# Aufgabe 1
Geben Sie den Auszug über Serien-Neuauflagen beginnend bei „Die revolutionäre Echtzeit-Serie“ und endend bei „muss gross sein.“ erneut wieder und tauschen Sie dabei „Miniserie“ gegen „Kurzserie“ aus.
# Aufgabe 2
Führen Sie den Auszug über Neuauflagen alter Fernsehserien im Anschluss an seinen letzten Satz weiter.

# Ausgewählter Auszug
● ● ● ● ● ● ●

Die revolutionäre Echtzeit-Serie «24» hat 2014 (nur vier Jahre nach Serienende) eine sogenannte «limited event television series» oder kurz Miniserie nach sich gezogen. Niemand hatte grosse Erwartungen an «24: Live Another Day». Doch überraschenderweise konnte die Neuauflage bei den Kritikern punkten. Die Verantwortlichen beim US-Sender Fox planen mittlerweile bereits die nächste Reinkarnation der Spionage-Reihe. Kiefer Sutherland wird aber laut einem BBC-Interview «definitiv nicht zurückkehren». «24» ohne Jack Bauer - die Verzweiflung der TV-Produzenten muss gross sein.

Akte X

«Die Wahrheit ist irgendwo da draussen.» An dieser Ausgangslage hat sich für die Special Agents Mulder und Scully auch nach neun Staffeln und zwei Kinofilmen nichts geändert. Fox schickt die beiden deshalb wieder in den Einsatz. Verantwortlich für die auf sechs Episoden beschränkte Miniserie zeichnet Chris Carter, der schon die ursprüngliche Serie und beide Filme geschrieben hat. Man kann aber nur hoffen, dass das Revival besser wird, als das letzte Leinwandabenteuer «Akte X - Jenseits der Wahrheit», welches von den Kritikern verrissen wurde. David Duchovny, der mit «Californication» erfolgreich an seine FBI-Zeit anknüpfen konnte, hat in einem Interview mit "Entertainment Weekly" jedenfalls schon sein Interesse an weiteren Alien-Abenteuern bekundet: «Wir bringen die Serie bestimmt nicht mit der Idee zurück, sie wieder zu beenden.»

Trailer:

Das A-Team

Die Fernsehmacher schrecken vor nichts zurück: Laut dem Onlineportal Deadline will Fox die Geschichten rund um das legendäre A-Team aufwärmen. Im Sinne der Gleichberechtigung soll das neue A-Team gleichermassen aus männlichen und weiblichen Mitgliedern bestehen, anders als die gefloppte Kinoadaption aus dem Jahr 2010. «Ich liebe es, wenn ein Plan funktioniert», damit hat Hannibal bestimmt nicht die Pläne von Fox gemeint.

● ● ● ● ● ● ●

# Inhalt der Daten
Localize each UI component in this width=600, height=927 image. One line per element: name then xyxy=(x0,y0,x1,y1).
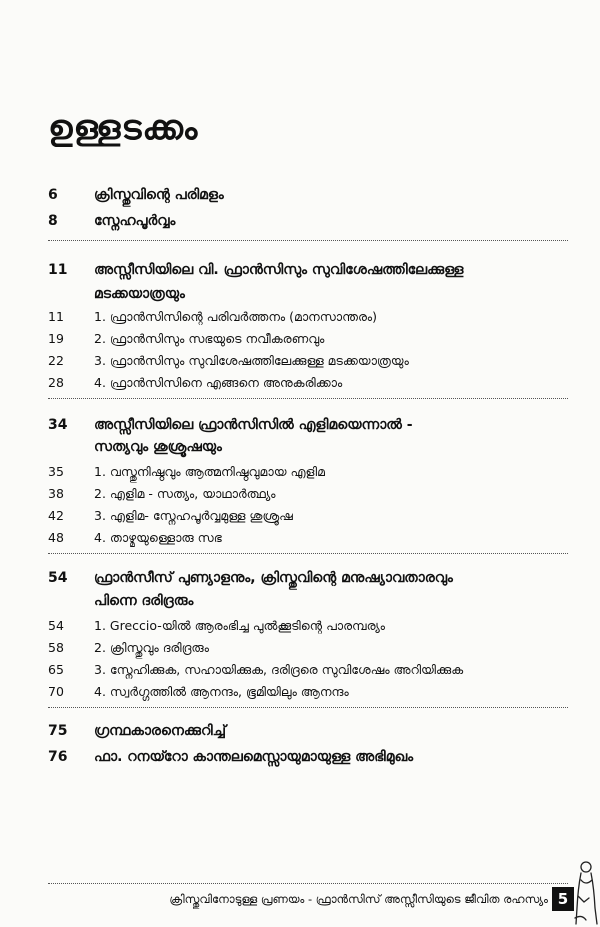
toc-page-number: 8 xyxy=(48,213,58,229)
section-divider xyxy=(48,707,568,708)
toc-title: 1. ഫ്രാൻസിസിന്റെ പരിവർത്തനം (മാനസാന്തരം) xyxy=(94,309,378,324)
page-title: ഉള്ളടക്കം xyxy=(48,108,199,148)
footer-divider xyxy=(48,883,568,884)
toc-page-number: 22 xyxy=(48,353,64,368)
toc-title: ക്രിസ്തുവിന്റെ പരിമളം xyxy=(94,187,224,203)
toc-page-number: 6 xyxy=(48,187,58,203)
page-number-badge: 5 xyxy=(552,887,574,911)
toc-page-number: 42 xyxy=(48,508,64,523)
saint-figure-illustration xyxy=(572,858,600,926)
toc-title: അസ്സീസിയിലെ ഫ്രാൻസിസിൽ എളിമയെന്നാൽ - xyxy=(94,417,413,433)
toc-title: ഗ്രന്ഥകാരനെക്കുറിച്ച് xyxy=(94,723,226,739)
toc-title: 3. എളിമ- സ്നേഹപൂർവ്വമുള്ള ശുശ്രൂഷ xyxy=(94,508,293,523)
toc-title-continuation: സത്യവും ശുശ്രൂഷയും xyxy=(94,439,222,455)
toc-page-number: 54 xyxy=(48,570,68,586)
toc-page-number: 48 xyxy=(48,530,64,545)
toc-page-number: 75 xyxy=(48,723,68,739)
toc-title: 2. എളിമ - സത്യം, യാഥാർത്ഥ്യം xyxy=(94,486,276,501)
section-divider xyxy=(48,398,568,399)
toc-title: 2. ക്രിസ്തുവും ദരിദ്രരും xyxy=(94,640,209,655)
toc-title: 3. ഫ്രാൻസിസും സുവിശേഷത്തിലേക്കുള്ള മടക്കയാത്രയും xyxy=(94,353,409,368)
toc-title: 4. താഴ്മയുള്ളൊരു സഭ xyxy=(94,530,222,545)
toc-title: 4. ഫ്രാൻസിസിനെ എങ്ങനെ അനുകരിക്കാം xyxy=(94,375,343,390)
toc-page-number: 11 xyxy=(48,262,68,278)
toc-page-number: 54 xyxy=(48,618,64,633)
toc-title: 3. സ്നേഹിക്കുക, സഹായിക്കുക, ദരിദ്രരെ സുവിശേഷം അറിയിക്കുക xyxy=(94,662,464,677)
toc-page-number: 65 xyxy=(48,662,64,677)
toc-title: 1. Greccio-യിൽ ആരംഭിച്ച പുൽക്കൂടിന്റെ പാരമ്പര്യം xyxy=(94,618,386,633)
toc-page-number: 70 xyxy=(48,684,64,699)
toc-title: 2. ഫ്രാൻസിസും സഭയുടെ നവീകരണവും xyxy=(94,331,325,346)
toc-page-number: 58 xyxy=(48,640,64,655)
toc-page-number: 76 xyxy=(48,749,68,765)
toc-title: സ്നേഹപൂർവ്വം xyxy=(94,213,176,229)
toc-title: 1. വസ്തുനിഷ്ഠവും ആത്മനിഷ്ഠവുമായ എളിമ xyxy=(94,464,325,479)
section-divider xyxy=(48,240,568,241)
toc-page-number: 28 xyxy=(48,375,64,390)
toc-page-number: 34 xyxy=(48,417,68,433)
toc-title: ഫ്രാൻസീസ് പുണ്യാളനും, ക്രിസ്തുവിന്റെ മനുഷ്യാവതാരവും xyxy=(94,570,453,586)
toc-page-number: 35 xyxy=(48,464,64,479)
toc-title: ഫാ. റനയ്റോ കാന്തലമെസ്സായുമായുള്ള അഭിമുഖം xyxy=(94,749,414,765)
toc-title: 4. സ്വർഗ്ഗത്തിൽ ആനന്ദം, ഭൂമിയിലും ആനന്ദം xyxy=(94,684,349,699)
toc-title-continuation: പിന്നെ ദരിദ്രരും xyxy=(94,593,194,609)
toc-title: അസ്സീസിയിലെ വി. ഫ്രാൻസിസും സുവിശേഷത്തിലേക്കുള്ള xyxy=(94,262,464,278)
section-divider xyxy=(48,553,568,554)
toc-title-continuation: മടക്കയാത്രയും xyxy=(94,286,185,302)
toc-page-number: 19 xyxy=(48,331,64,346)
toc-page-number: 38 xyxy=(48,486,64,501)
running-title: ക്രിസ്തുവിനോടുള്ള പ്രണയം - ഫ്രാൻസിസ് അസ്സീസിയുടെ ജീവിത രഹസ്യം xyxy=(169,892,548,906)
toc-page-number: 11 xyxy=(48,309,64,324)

● ● ● ● ● ● ●

# Lösung 1
Die revolutionäre Echtzeit-Serie «24» hat 2014 (nur vier Jahre nach Serienende) eine sogenannte «limited event television series» oder kurz Kurzserie nach sich gezogen. Niemand hatte grosse Erwartungen an «24: Live Another Day». Doch überraschenderweise konnte die Neuauflage bei den Kritikern punkten. Die Verantwortlichen beim US-Sender Fox planen mittlerweile bereits die nächste Reinkarnation der Spionage-Reihe. Kiefer Sutherland wird aber laut einem BBC-Interview «definitiv nicht zurückkehren». «24» ohne Jack Bauer - die Verzweiflung der TV-Produzenten muss gross sein.

# Lösung 2
Der Prinz von Bel-Air

Darauf hat nun wirklich niemand gewartet: Mitte August haben mehrere Online-Portal berichtet, dass auch «Der Prinz von Bel-Air» nicht von einem Reboot verschont bleibt. Als ausführender Produzent wird Will Smith verantwortlich sein. Noch ist nicht klar, auf welchem Sender die Serie laufen wird und wer für die Hauptrolle vorgesehen ist. Nach der Vater-Sohn-Produktion «After Earth» hoffen wir, dass es nicht Smiths Sohn Jaden sein wird.

Ein seltsames Paar (The Odd Couple)

Matthew Perry, bekannt als Chandler Bing aus «Friends» versuchte es nach Abschluss der erfolgreichen Serie bereits mit drei neuen Sitcoms. Zwei davon floppten («Mr. Sunshine» und «Go On»), die dritte («The Odd Couple») ist eine Neuauflage der erfolgreichen 60er-Komödie «Ein seltsames Paar» mit Walter Matthau und Jack Lemmon und einer zugehörigen Serie. Die Geschichte handelt vom Sauberkeitsfanatiker Felix und dessen chaotischen WG-Gefährten Oscar. Obwohl Perrys Neuauflage weder Kritiker noch Zuschauer begeistern kann, wurde «The Odd Couple» um eine zweite Staffel verlängert. Trotzdem: Die Luft scheint draussen zu sein.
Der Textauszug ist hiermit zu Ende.